Exercise aim – Return the material word for word. Do not include the pictures.

Working data –
--- START ---

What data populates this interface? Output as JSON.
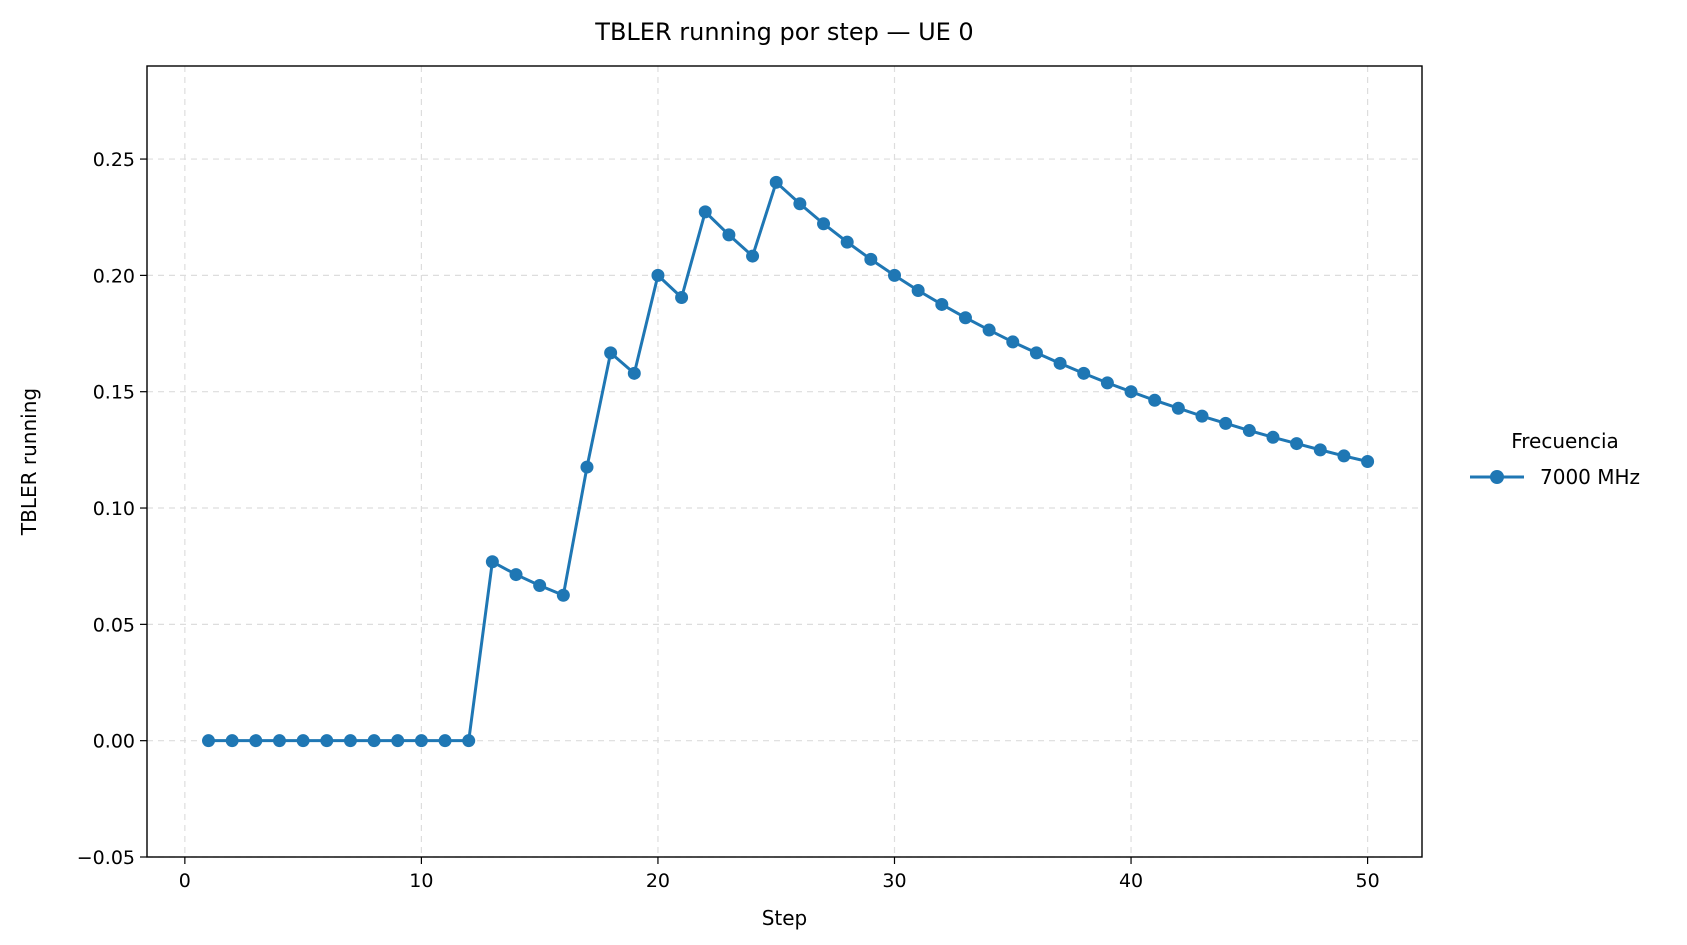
{
  "chart_data": {
    "type": "line",
    "title": "TBLER running por step — UE 0",
    "xlabel": "Step",
    "ylabel": "TBLER running",
    "xlim": [
      -1.6,
      52.3
    ],
    "ylim": [
      -0.05,
      0.29
    ],
    "xticks": [
      0,
      10,
      20,
      30,
      40,
      50
    ],
    "xtick_labels": [
      "0",
      "10",
      "20",
      "30",
      "40",
      "50"
    ],
    "yticks": [
      -0.05,
      0.0,
      0.05,
      0.1,
      0.15,
      0.2,
      0.25
    ],
    "ytick_labels": [
      "−0.05",
      "0.00",
      "0.05",
      "0.10",
      "0.15",
      "0.20",
      "0.25"
    ],
    "grid": true,
    "legend_title": "Frecuencia",
    "legend_position": "right-outside",
    "series": [
      {
        "name": "7000 MHz",
        "color": "#1f77b4",
        "marker": "circle",
        "x": [
          1,
          2,
          3,
          4,
          5,
          6,
          7,
          8,
          9,
          10,
          11,
          12,
          13,
          14,
          15,
          16,
          17,
          18,
          19,
          20,
          21,
          22,
          23,
          24,
          25,
          26,
          27,
          28,
          29,
          30,
          31,
          32,
          33,
          34,
          35,
          36,
          37,
          38,
          39,
          40,
          41,
          42,
          43,
          44,
          45,
          46,
          47,
          48,
          49,
          50
        ],
        "values": [
          0,
          0,
          0,
          0,
          0,
          0,
          0,
          0,
          0,
          0,
          0,
          0,
          0.0769,
          0.0714,
          0.0667,
          0.0625,
          0.1176,
          0.1667,
          0.1579,
          0.2,
          0.1905,
          0.2273,
          0.2174,
          0.2083,
          0.24,
          0.2308,
          0.2222,
          0.2143,
          0.2069,
          0.2,
          0.1935,
          0.1875,
          0.1818,
          0.1765,
          0.1714,
          0.1667,
          0.1622,
          0.1579,
          0.1538,
          0.15,
          0.1463,
          0.1429,
          0.1395,
          0.1364,
          0.1333,
          0.1304,
          0.1277,
          0.125,
          0.1224,
          0.12
        ]
      }
    ]
  }
}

--- END ---

Solution for this exercise –
What data populates this interface? Output as JSON.
{
  "chart_data": {
    "type": "line",
    "title": "TBLER running por step — UE 0",
    "xlabel": "Step",
    "ylabel": "TBLER running",
    "xlim": [
      -1.6,
      52.3
    ],
    "ylim": [
      -0.05,
      0.29
    ],
    "xticks": [
      0,
      10,
      20,
      30,
      40,
      50
    ],
    "xtick_labels": [
      "0",
      "10",
      "20",
      "30",
      "40",
      "50"
    ],
    "yticks": [
      -0.05,
      0.0,
      0.05,
      0.1,
      0.15,
      0.2,
      0.25
    ],
    "ytick_labels": [
      "−0.05",
      "0.00",
      "0.05",
      "0.10",
      "0.15",
      "0.20",
      "0.25"
    ],
    "grid": true,
    "legend_title": "Frecuencia",
    "legend_position": "right-outside",
    "series": [
      {
        "name": "7000 MHz",
        "color": "#1f77b4",
        "marker": "circle",
        "x": [
          1,
          2,
          3,
          4,
          5,
          6,
          7,
          8,
          9,
          10,
          11,
          12,
          13,
          14,
          15,
          16,
          17,
          18,
          19,
          20,
          21,
          22,
          23,
          24,
          25,
          26,
          27,
          28,
          29,
          30,
          31,
          32,
          33,
          34,
          35,
          36,
          37,
          38,
          39,
          40,
          41,
          42,
          43,
          44,
          45,
          46,
          47,
          48,
          49,
          50
        ],
        "values": [
          0,
          0,
          0,
          0,
          0,
          0,
          0,
          0,
          0,
          0,
          0,
          0,
          0.0769,
          0.0714,
          0.0667,
          0.0625,
          0.1176,
          0.1667,
          0.1579,
          0.2,
          0.1905,
          0.2273,
          0.2174,
          0.2083,
          0.24,
          0.2308,
          0.2222,
          0.2143,
          0.2069,
          0.2,
          0.1935,
          0.1875,
          0.1818,
          0.1765,
          0.1714,
          0.1667,
          0.1622,
          0.1579,
          0.1538,
          0.15,
          0.1463,
          0.1429,
          0.1395,
          0.1364,
          0.1333,
          0.1304,
          0.1277,
          0.125,
          0.1224,
          0.12
        ]
      }
    ]
  }
}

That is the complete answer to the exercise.